TAREAS Y EJERCICIOS →
(a) Devuelve sin cambios el pasaje del texto sobre r/outside que empieza con las palabras que contienen "Un guion con" y termina con "ser un actor.".
(b) Enumera todos los subtítulos de sección del texto sobre r/outside, sin contar el título principal.

TEXTO DE LECTURA →
-----

688.000 personas juegan a que la vida es un videojuego
Año nuevo, parche nuevo. En r/outside, un subreddit con 688.000 suscriptores, las fiestas son una actualización del servidor y los propósitos, misiones secundarias. Allí se lleva al extremo la idea de que la realidad es un videojuego: el trabajo es grinding, las enfermedades, debuffs, y la muerte, game over. Lo interesante no es la metáfora, que cualquiera con un mando ha pensado alguna vez, sino el paso siguiente: si somos capaces de crear simulaciones tan inmersivas, ¿quién nos dice que no somos nosotros el contenido de una?
De la metáfora a la sospecha
El argumento, repetido en círculos tecnológicos, gana enteros cuando se combina con la física cuántica y la conciencia. Se señala que el ser humano ha creado la realidad a su imagen en los videojuegos; aplicando la lógica inversa, alguien ha tenido que programar la nuestra. Y si alguien la programó, alguien la está jugando. Las respuestas sobre la identidad del programador van desde una conciencia única y fragmentada hasta una dimensión donde infinitas almas esperan turno para imbuir cuerpos terrenales.
La comparación con el videojuego no se queda en la superficie. Hay quien señala que las reglas de la vida ya tenían estructura de juego antes de que existieran los videojuegos: lo que no te mata te hace más fuerte, no pasas de fase sin cumplir ciertos requisitos, y los grandes imperios caen cuando se rompe la alianza que los hacía invencibles, como en un jefe final. La diferencia es que ahora disponemos de un vocabulario preciso para nombrarlo.
Simulación o granja de energía
No todos lo ven como un juego inocente. Hay una corriente que sostiene que la simulación no es un divertimento sino una trampa: una granja de energía donde los jugadores son el ganado. Esta lectura, con ecos gnósticos, se apoya en la existencia del sufrimiento y en el hecho de que el personaje no tiene elección real. Frente a la idea new age de «venimos a aprender», se levanta la sospecha de que solo somos baterías. La promesa de evolución sería la mayor estafa para mantenernos conformes.
La discusión roza entonces la psicología. Se menciona el Game Transfer Phenomena, concepto descrito por Angelica Ortiz de Gortari, que documenta cómo elementos de los videojuegos se cuelan en la percepción real tras sesiones intensas. Aplicar esa lente a la vida produce despersonalización, admiten algunos, aunque para otros es una forma de desdramatizar lo que ocurre.
Un guion con precedentes
La idea tiene pedigrí. Ya en 1995, Secret of Evermore planteaba a un grupo de científicos atrapados en su propia creación. Y no faltó quien recurriera a Las doce pruebas de Astérix como manual de resistencia: el héroe que comprende las reglas del juego y aprende a hacer trampas, pasando de reaccionar manipuladamente a ser un actor.
La comunidad, además, no se reduce. Cada año nuevo se espera como un parche, con la misma mezcla de curiosidad y escepticismo. Si todo es un juego, alguien tendrá que explicar cómo se gana. O, peor aún, quién está detrás del mando.

-----

FRAGMENTOS DE DATOS →
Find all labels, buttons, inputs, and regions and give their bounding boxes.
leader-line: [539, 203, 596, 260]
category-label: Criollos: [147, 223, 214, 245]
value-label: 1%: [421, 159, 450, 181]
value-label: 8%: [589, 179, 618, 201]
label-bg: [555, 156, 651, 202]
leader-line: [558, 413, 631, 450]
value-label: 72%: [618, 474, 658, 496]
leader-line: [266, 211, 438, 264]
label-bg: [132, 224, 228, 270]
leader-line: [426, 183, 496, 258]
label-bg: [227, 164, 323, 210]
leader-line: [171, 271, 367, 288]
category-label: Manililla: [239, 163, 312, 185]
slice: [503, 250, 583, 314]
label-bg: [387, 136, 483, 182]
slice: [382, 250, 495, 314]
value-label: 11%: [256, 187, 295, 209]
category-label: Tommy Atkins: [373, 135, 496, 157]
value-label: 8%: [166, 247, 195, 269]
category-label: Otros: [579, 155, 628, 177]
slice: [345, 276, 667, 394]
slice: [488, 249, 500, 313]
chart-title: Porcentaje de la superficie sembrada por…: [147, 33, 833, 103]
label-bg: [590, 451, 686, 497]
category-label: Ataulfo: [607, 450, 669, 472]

-----

SOLUCIONES →
(a)
Un guion con precedentes
La idea tiene pedigrí. Ya en 1995, Secret of Evermore planteaba a un grupo de científicos atrapados en su propia creación. Y no faltó quien recurriera a Las doce pruebas de Astérix como manual de resistencia: el héroe que comprende las reglas del juego y aprende a hacer trampas, pasando de reaccionar manipuladamente a ser un actor.

(b)
De la metáfora a la sospecha
Simulación o granja de energía
Un guion con precedentes